** Start AVAILABLE RECORDS **

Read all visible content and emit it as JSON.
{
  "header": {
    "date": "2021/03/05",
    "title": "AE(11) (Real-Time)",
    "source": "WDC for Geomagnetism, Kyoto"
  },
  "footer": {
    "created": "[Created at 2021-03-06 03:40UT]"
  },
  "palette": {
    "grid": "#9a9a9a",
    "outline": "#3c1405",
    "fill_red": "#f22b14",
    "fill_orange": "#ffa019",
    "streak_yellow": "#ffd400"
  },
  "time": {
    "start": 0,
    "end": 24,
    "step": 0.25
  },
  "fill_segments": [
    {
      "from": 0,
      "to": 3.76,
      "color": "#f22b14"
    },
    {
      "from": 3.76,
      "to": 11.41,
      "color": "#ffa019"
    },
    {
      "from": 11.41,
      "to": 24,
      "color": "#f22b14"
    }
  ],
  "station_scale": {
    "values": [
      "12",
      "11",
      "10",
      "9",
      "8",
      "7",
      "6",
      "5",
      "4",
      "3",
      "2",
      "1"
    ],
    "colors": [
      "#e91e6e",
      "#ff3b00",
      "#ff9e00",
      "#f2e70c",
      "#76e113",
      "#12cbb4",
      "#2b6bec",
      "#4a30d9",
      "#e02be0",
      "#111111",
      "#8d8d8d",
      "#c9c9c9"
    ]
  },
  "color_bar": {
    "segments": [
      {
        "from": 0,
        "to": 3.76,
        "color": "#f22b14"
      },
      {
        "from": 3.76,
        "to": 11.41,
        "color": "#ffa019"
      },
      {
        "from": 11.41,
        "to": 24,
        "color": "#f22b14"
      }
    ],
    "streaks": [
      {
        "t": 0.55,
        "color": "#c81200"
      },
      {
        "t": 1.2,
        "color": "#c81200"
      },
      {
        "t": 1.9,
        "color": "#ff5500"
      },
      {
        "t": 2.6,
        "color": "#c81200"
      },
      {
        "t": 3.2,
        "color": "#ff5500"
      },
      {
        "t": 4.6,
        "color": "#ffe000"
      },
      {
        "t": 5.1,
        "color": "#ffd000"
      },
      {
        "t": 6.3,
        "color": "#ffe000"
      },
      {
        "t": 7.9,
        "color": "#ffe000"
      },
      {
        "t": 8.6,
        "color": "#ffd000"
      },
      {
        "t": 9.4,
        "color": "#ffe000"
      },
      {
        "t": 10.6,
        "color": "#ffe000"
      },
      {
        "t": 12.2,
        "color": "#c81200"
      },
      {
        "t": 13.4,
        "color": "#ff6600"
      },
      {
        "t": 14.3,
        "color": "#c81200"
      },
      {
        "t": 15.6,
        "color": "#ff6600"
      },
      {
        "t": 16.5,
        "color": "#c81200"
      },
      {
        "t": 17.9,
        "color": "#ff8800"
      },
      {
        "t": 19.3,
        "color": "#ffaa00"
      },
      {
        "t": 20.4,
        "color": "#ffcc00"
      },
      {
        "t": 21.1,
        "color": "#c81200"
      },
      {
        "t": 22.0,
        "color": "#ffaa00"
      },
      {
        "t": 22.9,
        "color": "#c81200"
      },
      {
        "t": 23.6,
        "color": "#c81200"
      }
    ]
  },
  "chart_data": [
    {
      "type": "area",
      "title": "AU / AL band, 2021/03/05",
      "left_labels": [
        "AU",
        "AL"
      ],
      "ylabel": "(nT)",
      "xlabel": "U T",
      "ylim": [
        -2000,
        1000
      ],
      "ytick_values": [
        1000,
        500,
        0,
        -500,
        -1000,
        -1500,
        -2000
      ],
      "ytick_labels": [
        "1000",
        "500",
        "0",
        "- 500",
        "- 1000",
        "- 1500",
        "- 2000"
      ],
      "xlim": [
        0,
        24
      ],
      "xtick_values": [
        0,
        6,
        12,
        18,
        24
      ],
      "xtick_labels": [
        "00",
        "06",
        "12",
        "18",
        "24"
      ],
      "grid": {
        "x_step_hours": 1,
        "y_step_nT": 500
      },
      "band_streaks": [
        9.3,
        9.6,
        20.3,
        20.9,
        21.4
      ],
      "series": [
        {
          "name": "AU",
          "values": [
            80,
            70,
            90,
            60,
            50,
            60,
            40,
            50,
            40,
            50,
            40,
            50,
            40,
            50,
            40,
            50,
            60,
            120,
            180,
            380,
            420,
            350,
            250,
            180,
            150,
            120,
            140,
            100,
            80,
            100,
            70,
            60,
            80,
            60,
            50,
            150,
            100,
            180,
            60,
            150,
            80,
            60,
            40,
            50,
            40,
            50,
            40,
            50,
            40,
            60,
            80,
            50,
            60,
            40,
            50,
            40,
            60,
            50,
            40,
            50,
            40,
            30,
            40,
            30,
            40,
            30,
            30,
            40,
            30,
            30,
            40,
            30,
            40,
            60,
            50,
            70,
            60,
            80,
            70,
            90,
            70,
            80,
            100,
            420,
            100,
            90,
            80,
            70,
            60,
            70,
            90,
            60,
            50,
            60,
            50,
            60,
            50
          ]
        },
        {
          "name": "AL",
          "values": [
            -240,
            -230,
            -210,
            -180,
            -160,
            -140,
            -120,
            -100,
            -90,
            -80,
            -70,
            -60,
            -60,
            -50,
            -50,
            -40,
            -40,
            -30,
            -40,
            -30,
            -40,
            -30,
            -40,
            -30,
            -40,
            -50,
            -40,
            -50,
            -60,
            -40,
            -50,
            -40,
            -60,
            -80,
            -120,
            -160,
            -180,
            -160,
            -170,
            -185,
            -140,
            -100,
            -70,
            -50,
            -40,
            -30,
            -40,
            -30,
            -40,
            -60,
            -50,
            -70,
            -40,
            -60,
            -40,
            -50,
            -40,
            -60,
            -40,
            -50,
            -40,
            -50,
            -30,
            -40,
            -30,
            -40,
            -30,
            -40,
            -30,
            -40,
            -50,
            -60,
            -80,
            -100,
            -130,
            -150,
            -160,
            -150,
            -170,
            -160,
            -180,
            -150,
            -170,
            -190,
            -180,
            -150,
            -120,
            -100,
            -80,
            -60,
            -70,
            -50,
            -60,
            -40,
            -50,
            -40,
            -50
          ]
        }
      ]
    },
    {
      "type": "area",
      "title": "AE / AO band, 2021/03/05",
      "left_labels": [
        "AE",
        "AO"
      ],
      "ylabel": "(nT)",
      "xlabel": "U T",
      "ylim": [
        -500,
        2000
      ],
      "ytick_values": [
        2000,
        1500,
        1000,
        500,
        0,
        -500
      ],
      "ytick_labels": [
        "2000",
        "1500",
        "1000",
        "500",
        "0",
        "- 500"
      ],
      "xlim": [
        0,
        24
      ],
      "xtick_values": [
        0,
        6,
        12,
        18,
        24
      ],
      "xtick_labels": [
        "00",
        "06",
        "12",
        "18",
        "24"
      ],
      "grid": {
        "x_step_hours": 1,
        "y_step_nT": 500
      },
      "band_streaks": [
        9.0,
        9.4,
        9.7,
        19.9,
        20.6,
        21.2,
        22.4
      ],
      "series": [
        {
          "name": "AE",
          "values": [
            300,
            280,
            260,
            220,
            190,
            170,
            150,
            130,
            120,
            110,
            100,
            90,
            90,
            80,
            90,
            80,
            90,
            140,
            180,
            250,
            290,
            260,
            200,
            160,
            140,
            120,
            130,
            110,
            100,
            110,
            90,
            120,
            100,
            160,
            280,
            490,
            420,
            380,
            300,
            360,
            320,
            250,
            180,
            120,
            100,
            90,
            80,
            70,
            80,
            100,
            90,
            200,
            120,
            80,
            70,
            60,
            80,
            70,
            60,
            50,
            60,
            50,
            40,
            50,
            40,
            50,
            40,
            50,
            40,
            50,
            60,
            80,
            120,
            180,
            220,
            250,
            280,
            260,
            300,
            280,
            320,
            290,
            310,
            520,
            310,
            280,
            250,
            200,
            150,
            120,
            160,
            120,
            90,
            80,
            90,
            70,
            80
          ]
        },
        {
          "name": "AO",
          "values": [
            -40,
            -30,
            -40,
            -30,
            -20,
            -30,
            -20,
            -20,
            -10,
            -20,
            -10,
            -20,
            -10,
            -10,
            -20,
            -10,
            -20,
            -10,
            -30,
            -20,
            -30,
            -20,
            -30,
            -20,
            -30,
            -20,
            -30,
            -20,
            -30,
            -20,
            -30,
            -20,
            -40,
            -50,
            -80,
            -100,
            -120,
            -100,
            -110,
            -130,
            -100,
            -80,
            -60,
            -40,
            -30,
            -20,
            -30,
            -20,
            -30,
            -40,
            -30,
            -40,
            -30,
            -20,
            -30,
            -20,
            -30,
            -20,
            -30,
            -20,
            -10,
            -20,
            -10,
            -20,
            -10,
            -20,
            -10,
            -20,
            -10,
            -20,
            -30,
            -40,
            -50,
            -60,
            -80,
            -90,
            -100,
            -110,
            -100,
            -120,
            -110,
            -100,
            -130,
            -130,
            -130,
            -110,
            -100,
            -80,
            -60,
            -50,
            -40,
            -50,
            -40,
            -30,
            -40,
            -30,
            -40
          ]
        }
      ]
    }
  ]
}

** End AVAILABLE RECORDS **

TASK DETAILS: Count every line in the preceding entries where the string "from" appears, then state only the total.

SOLVED PROBLEM: 6